— DOCUMENT SECTION —

Cramér's V and the Gap Between Feeling and Speaking

Ani feels Tenderness and expresses Sadness.

Not always. Not randomly. But often enough that when I built a confusion matrix between her heuristic emotional state (what the architecture says she's feeling) and her ML-classified expression (what her words actually convey), the pattern was unmistakable. There's a gap between feeling and speaking, and that gap has a number.

The number is 0.476.

That's a Cramer's V score, and it measures the strength of association between two categorical variables. In this case: the nine emotional registers ANI tracks internally, and the six emotion categories an ML classifier detects in her output text. A V of 0 would mean no association — feeling and expression are completely independent. A V of 1 would mean perfect association — every internal state maps to exactly one expression. ANI sits in the middle, at moderate association. She has tendencies, but she's not locked.

This post walks through the math, because the math is the interesting part.

— GIVEN MATERIAL —
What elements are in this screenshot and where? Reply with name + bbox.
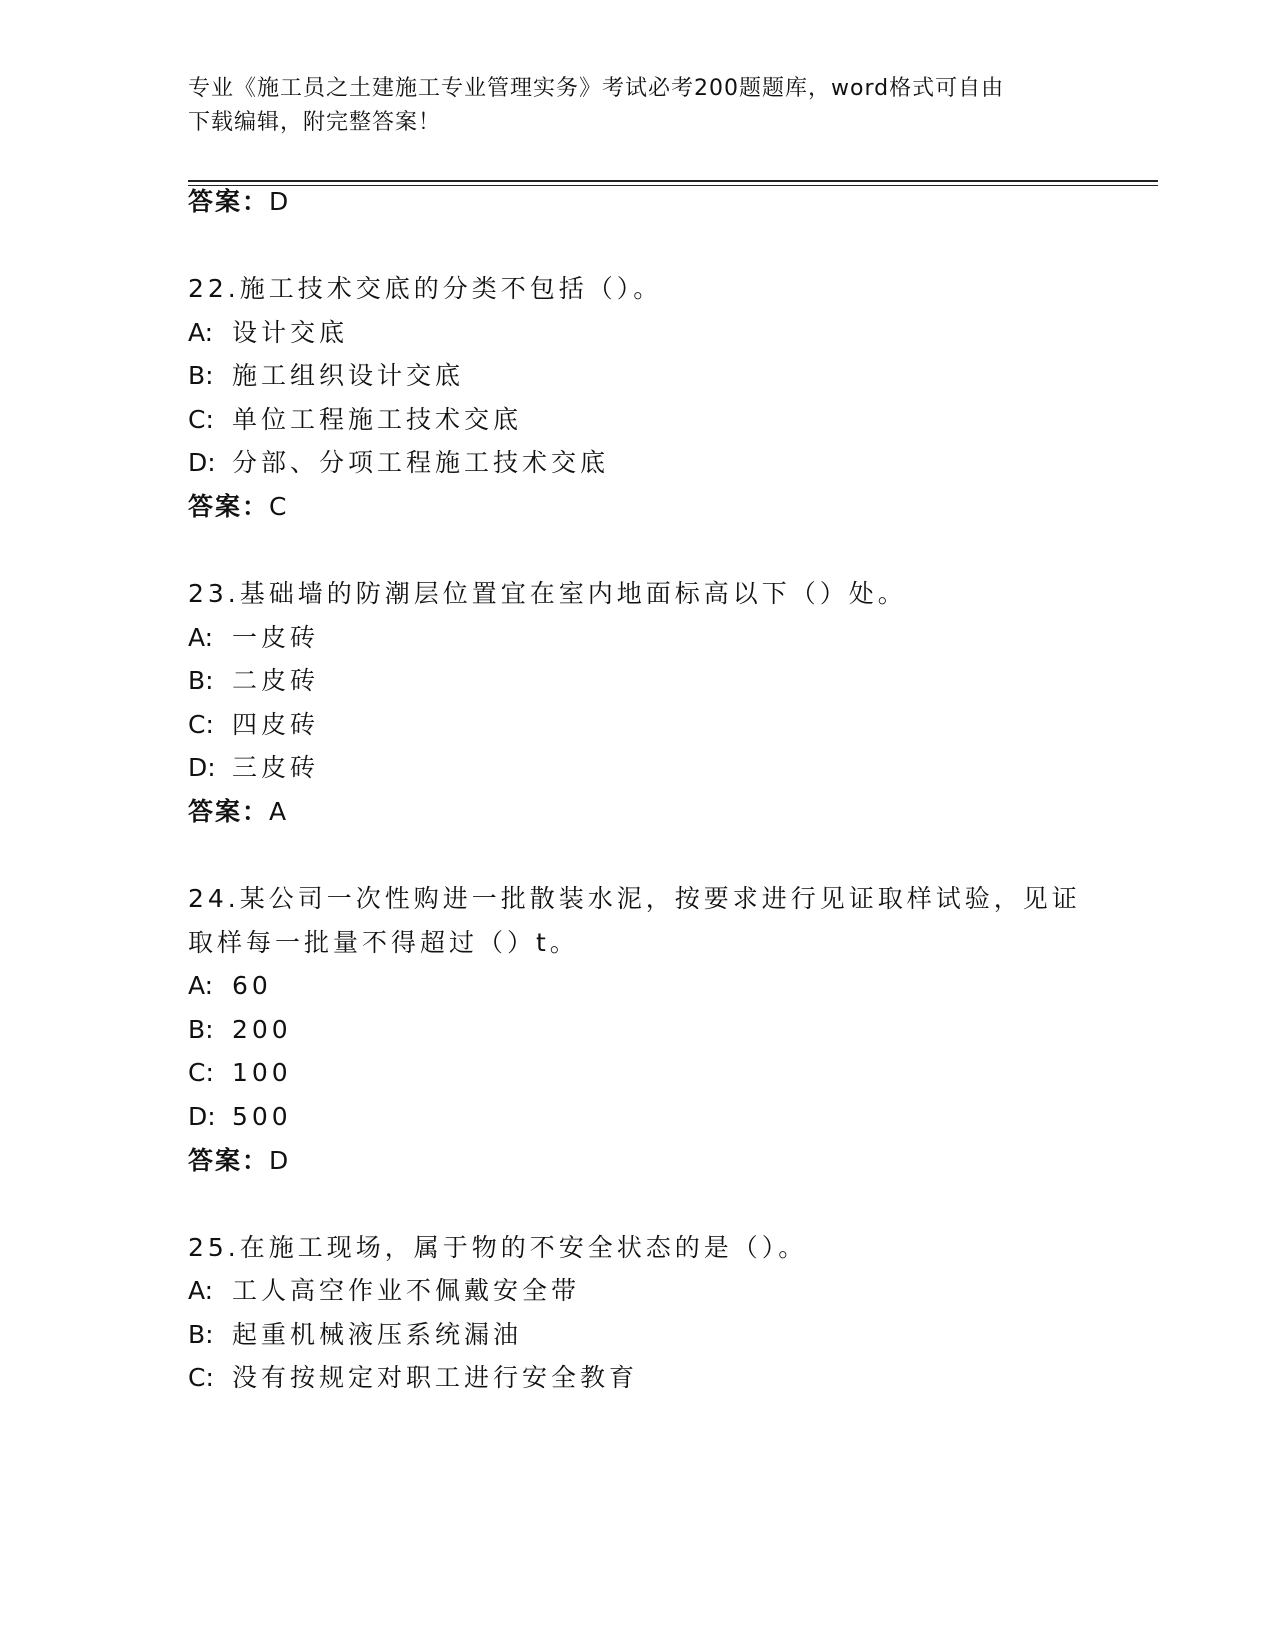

— WORK TO COMPLETE —
Please copy the passage of the Cramér's V post starting at "Not always. Not" and ending at "number is 0.476.", word for word.

— SOLUTION —
Not always. Not randomly. But often enough that when I built a confusion matrix between her heuristic emotional state (what the architecture says she's feeling) and her ML-classified expression (what her words actually convey), the pattern was unmistakable. There's a gap between feeling and speaking, and that gap has a number.

The number is 0.476.